▶ [WHAT TO WORK ON]: Transcribe the listing exactly, leaving out every picture.

▶ [GIVEN DATA]:
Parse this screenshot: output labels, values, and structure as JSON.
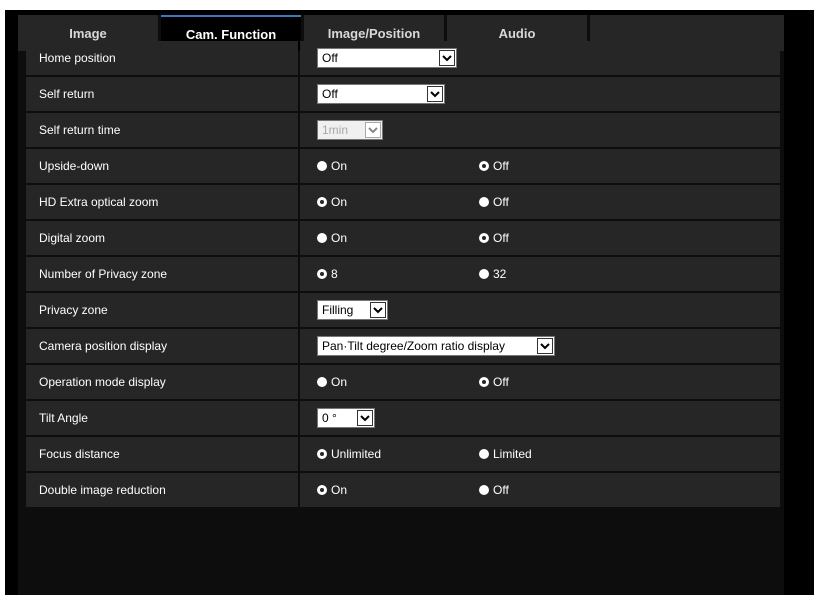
{
  "tabs": [
    {
      "label": "Image",
      "active": false
    },
    {
      "label": "Cam. Function",
      "active": true
    },
    {
      "label": "Image/Position",
      "active": false
    },
    {
      "label": "Audio",
      "active": false
    }
  ],
  "settings": {
    "home_position": {
      "label": "Home position",
      "value": "Off"
    },
    "self_return": {
      "label": "Self return",
      "value": "Off"
    },
    "self_return_time": {
      "label": "Self return time",
      "value": "1min",
      "disabled": true
    },
    "upside_down": {
      "label": "Upside-down",
      "option1": "On",
      "option2": "Off",
      "selected": "Off"
    },
    "hd_extra_zoom": {
      "label": "HD Extra optical zoom",
      "option1": "On",
      "option2": "Off",
      "selected": "On"
    },
    "digital_zoom": {
      "label": "Digital zoom",
      "option1": "On",
      "option2": "Off",
      "selected": "Off"
    },
    "privacy_zone_count": {
      "label": "Number of Privacy zone",
      "option1": "8",
      "option2": "32",
      "selected": "8"
    },
    "privacy_zone": {
      "label": "Privacy zone",
      "value": "Filling"
    },
    "camera_position_display": {
      "label": "Camera position display",
      "value": "Pan·Tilt degree/Zoom ratio display"
    },
    "operation_mode_display": {
      "label": "Operation mode display",
      "option1": "On",
      "option2": "Off",
      "selected": "Off"
    },
    "tilt_angle": {
      "label": "Tilt Angle",
      "value": "0 °"
    },
    "focus_distance": {
      "label": "Focus distance",
      "option1": "Unlimited",
      "option2": "Limited",
      "selected": "Unlimited"
    },
    "double_image_reduction": {
      "label": "Double image reduction",
      "option1": "On",
      "option2": "Off",
      "selected": "On"
    }
  },
  "colors": {
    "background": "#000000",
    "row": "#262626",
    "active_tab_accent": "#3a78c4",
    "text": "#ffffff"
  }
}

▶ [ANSWER TO THIS PROBLEM]:
Parse this screenshot: output labels, values, and structure as JSON.
{
  "tabs": [
    {
      "label": "Image",
      "active": false
    },
    {
      "label": "Cam. Function",
      "active": true
    },
    {
      "label": "Image/Position",
      "active": false
    },
    {
      "label": "Audio",
      "active": false
    }
  ],
  "settings": {
    "home_position": {
      "label": "Home position",
      "value": "Off"
    },
    "self_return": {
      "label": "Self return",
      "value": "Off"
    },
    "self_return_time": {
      "label": "Self return time",
      "value": "1min",
      "disabled": true
    },
    "upside_down": {
      "label": "Upside-down",
      "option1": "On",
      "option2": "Off",
      "selected": "Off"
    },
    "hd_extra_zoom": {
      "label": "HD Extra optical zoom",
      "option1": "On",
      "option2": "Off",
      "selected": "On"
    },
    "digital_zoom": {
      "label": "Digital zoom",
      "option1": "On",
      "option2": "Off",
      "selected": "Off"
    },
    "privacy_zone_count": {
      "label": "Number of Privacy zone",
      "option1": "8",
      "option2": "32",
      "selected": "8"
    },
    "privacy_zone": {
      "label": "Privacy zone",
      "value": "Filling"
    },
    "camera_position_display": {
      "label": "Camera position display",
      "value": "Pan·Tilt degree/Zoom ratio display"
    },
    "operation_mode_display": {
      "label": "Operation mode display",
      "option1": "On",
      "option2": "Off",
      "selected": "Off"
    },
    "tilt_angle": {
      "label": "Tilt Angle",
      "value": "0 °"
    },
    "focus_distance": {
      "label": "Focus distance",
      "option1": "Unlimited",
      "option2": "Limited",
      "selected": "Unlimited"
    },
    "double_image_reduction": {
      "label": "Double image reduction",
      "option1": "On",
      "option2": "Off",
      "selected": "On"
    }
  },
  "colors": {
    "background": "#000000",
    "row": "#262626",
    "active_tab_accent": "#3a78c4",
    "text": "#ffffff"
  }
}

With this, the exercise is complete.